Extract every line that includes the string "Solar".

───── Given information

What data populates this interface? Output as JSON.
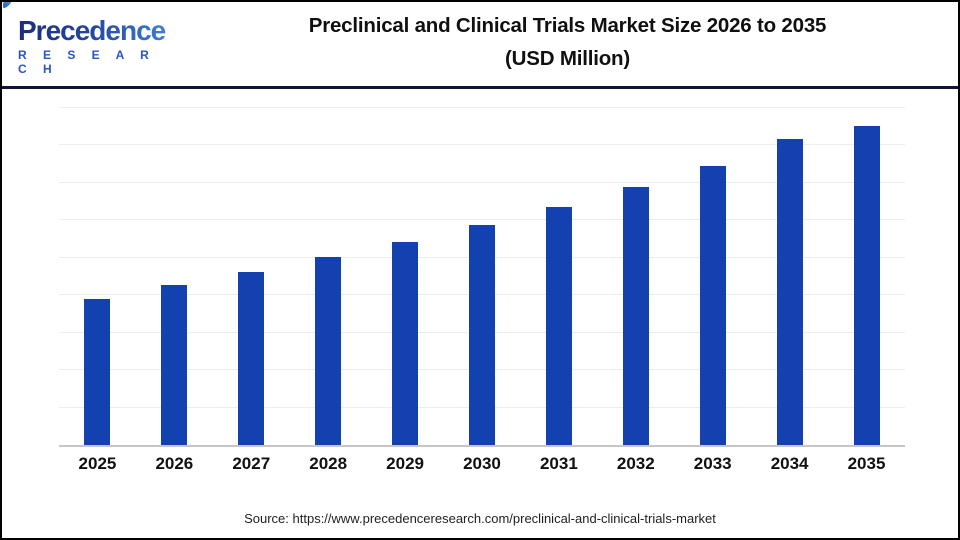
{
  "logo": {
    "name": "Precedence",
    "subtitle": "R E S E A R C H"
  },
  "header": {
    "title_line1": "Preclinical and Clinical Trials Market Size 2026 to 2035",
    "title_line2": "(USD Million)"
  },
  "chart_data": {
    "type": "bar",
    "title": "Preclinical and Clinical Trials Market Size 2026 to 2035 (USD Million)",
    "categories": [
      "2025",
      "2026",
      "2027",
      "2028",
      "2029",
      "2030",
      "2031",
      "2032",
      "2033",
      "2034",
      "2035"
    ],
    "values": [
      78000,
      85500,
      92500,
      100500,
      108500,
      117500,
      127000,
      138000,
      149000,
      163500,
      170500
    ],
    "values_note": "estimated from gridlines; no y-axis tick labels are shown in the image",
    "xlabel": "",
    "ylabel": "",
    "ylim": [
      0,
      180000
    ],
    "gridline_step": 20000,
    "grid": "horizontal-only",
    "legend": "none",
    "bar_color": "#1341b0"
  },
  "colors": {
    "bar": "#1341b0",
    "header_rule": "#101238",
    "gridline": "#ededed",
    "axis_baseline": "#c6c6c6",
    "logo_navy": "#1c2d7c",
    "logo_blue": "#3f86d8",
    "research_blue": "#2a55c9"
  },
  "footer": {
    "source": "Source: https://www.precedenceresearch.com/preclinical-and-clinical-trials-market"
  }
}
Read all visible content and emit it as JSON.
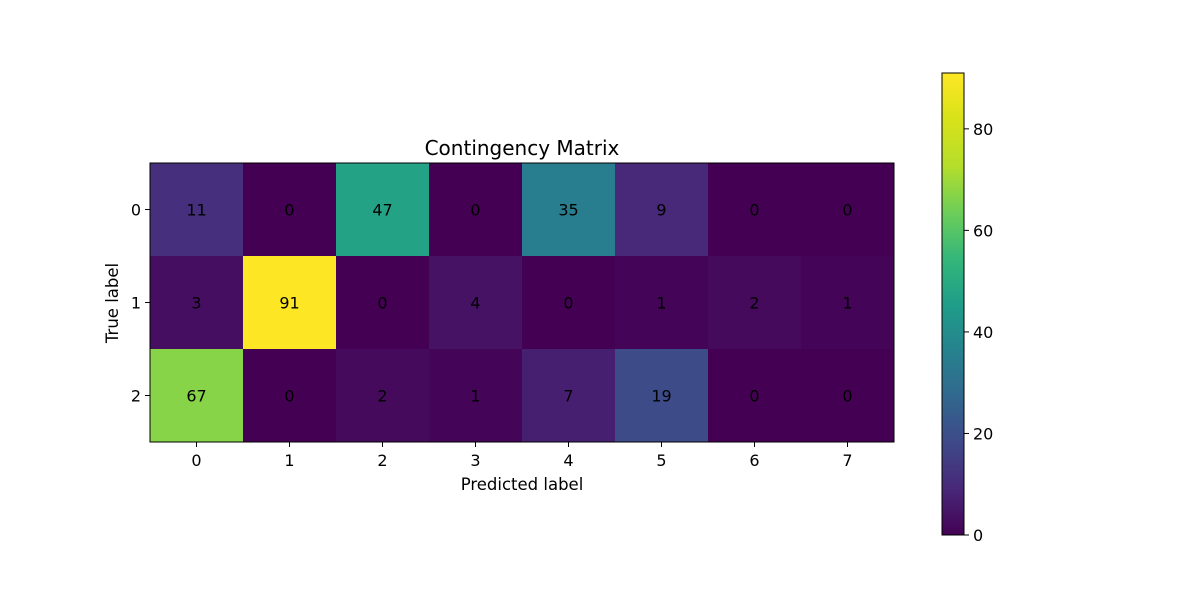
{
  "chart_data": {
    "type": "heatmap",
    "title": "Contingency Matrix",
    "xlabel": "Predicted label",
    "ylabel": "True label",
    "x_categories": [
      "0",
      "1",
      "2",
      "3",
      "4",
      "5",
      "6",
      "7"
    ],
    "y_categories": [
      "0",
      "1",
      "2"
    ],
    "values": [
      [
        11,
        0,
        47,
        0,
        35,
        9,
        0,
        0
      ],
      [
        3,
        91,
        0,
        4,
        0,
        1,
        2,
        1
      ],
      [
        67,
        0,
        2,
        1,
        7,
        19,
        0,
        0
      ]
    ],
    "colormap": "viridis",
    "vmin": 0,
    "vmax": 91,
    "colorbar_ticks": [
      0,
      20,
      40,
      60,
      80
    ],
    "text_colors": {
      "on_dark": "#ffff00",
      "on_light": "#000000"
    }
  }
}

──────────
───── Given information

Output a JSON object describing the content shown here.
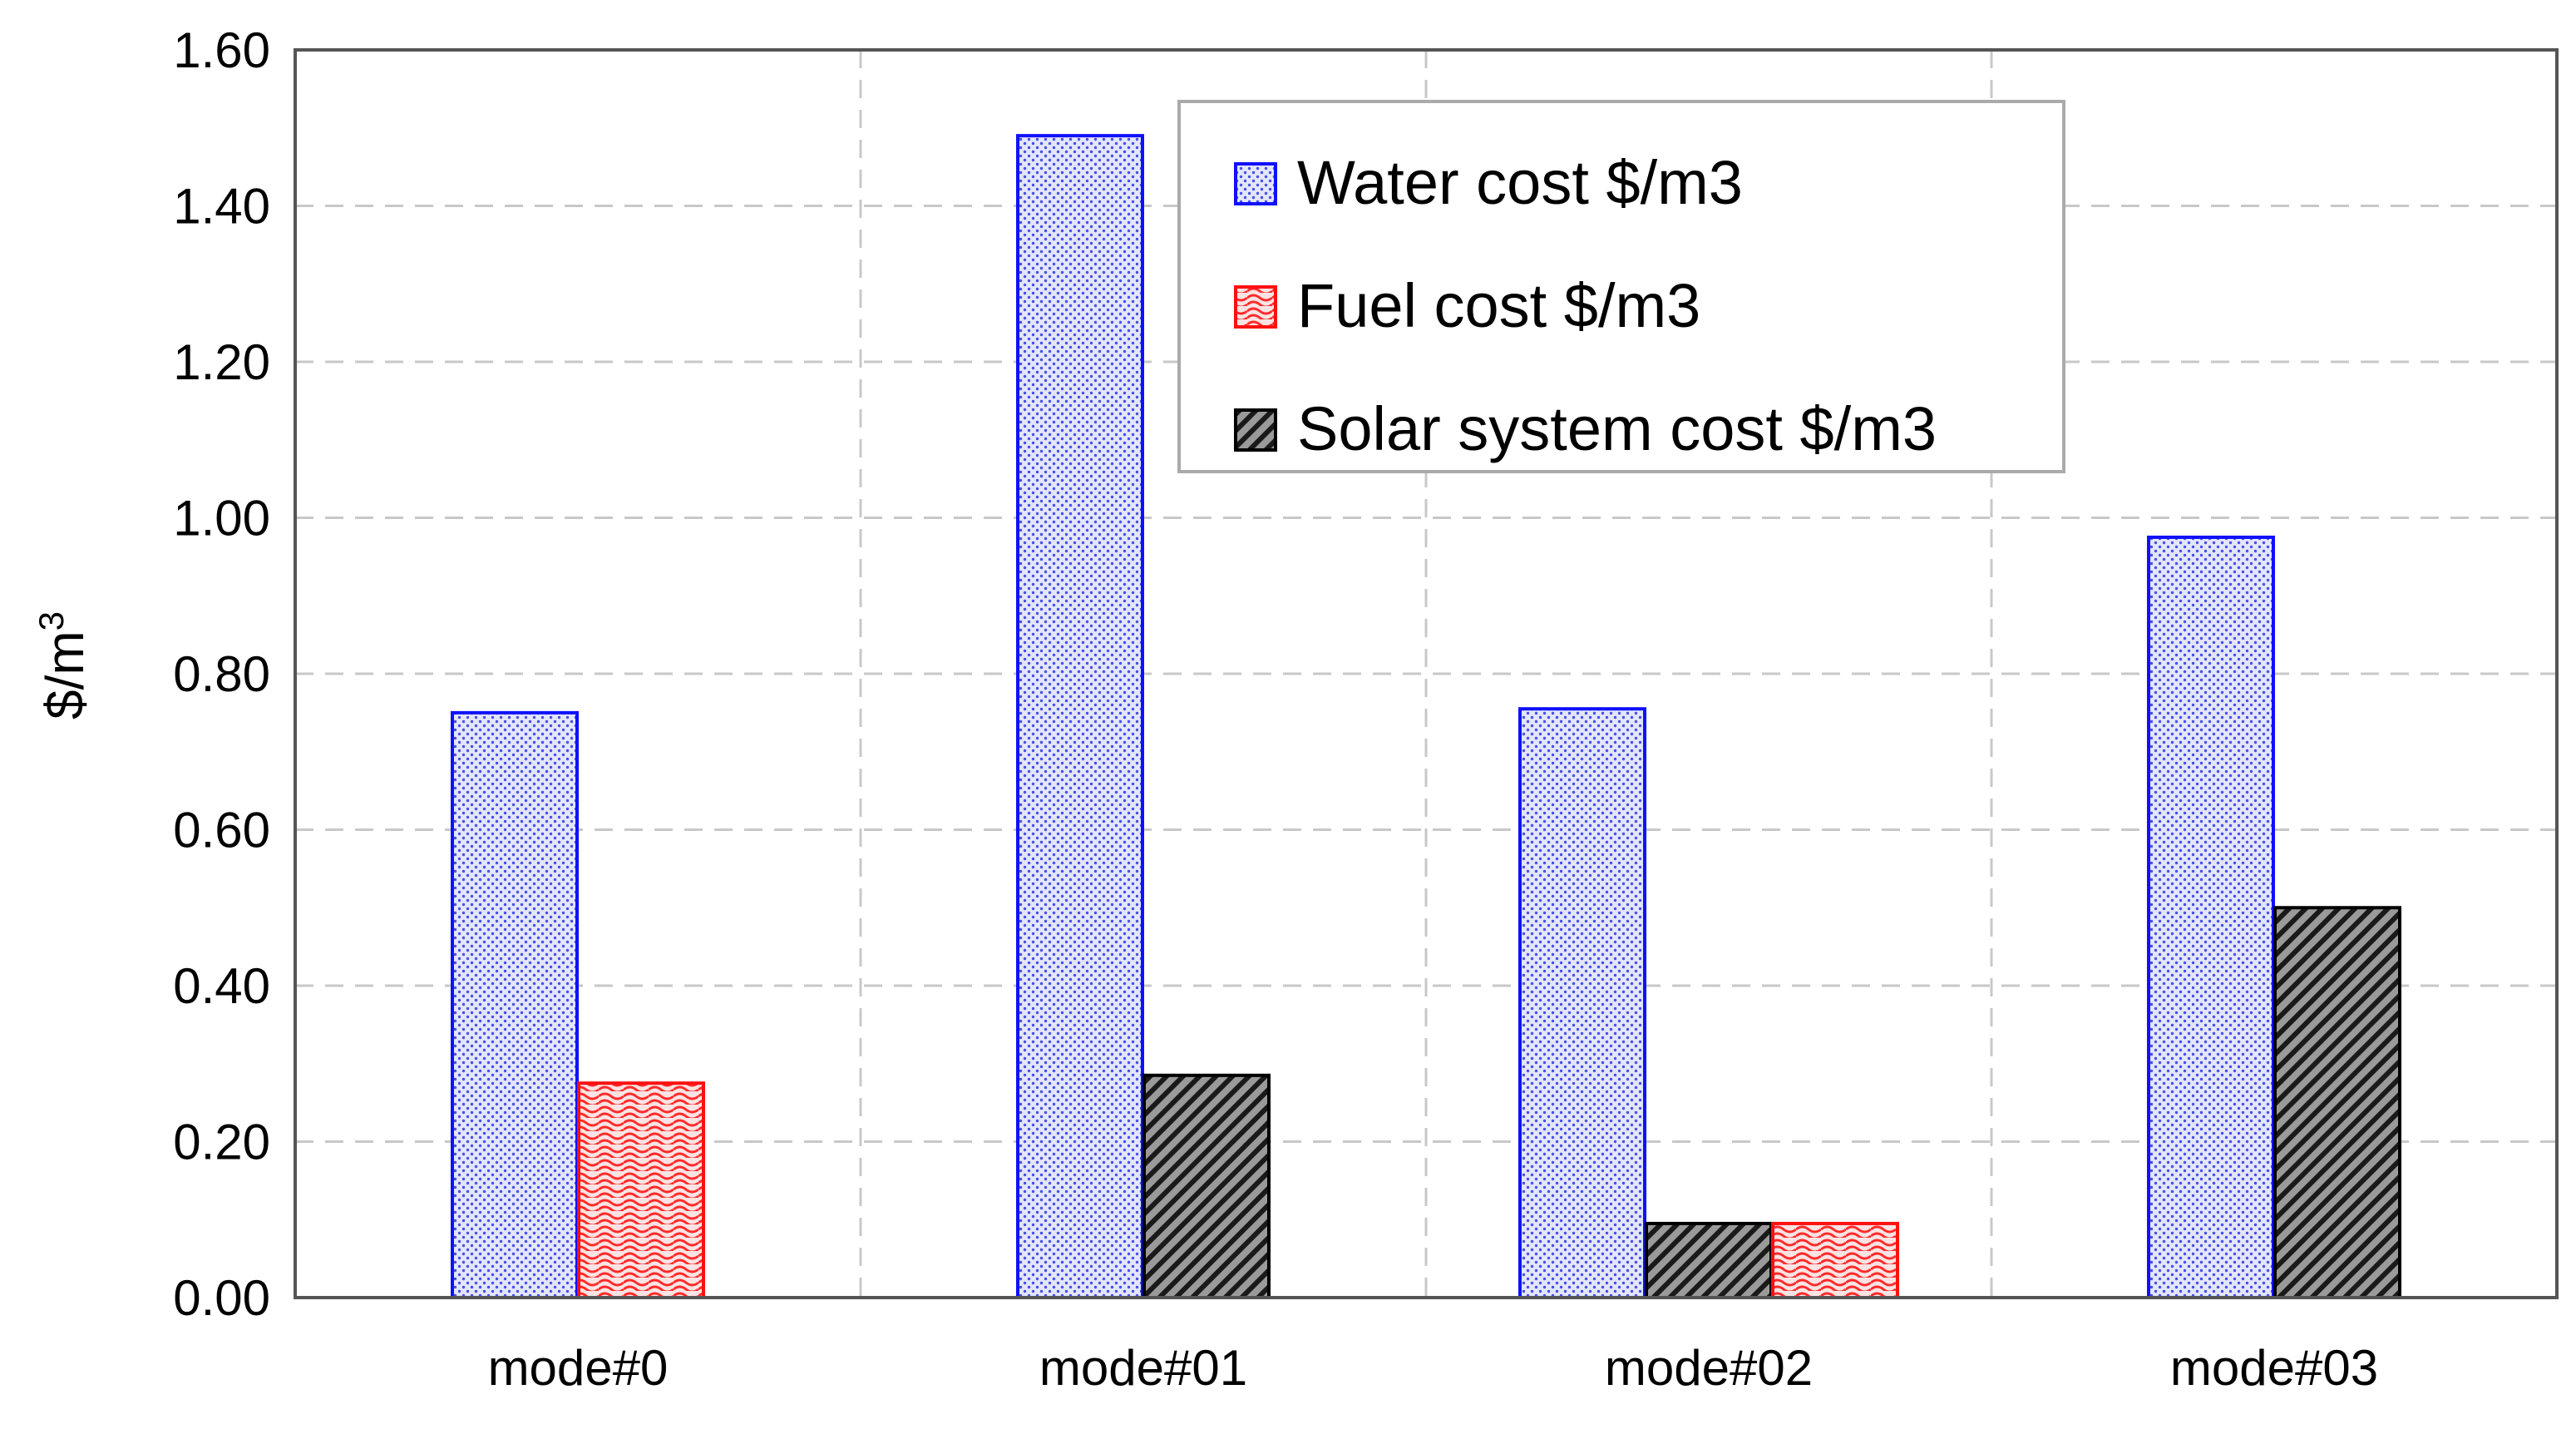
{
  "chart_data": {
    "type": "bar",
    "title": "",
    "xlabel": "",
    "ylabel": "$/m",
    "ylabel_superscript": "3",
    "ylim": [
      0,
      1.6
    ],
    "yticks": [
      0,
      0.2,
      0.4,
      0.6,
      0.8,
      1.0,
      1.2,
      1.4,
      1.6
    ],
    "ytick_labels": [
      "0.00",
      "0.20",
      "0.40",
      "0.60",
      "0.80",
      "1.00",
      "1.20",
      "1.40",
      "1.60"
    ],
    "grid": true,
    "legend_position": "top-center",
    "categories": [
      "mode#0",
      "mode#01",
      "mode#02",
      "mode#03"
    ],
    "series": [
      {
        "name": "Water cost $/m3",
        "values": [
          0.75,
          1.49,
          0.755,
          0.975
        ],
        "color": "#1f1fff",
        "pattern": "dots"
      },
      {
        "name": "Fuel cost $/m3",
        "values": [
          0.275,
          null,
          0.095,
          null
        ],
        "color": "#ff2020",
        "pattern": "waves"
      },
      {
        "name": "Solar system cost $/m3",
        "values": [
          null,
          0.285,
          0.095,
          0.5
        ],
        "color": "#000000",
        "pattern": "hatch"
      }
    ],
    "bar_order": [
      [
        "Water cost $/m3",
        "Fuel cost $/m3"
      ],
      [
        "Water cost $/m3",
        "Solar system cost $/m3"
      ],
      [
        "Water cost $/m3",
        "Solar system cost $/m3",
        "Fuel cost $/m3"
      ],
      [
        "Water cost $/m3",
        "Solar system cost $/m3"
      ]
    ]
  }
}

──────────

Correct result.
        "name": "Solar system cost $/m3",
        "Solar system cost $/m3"
        "Solar system cost $/m3",
        "Solar system cost $/m3"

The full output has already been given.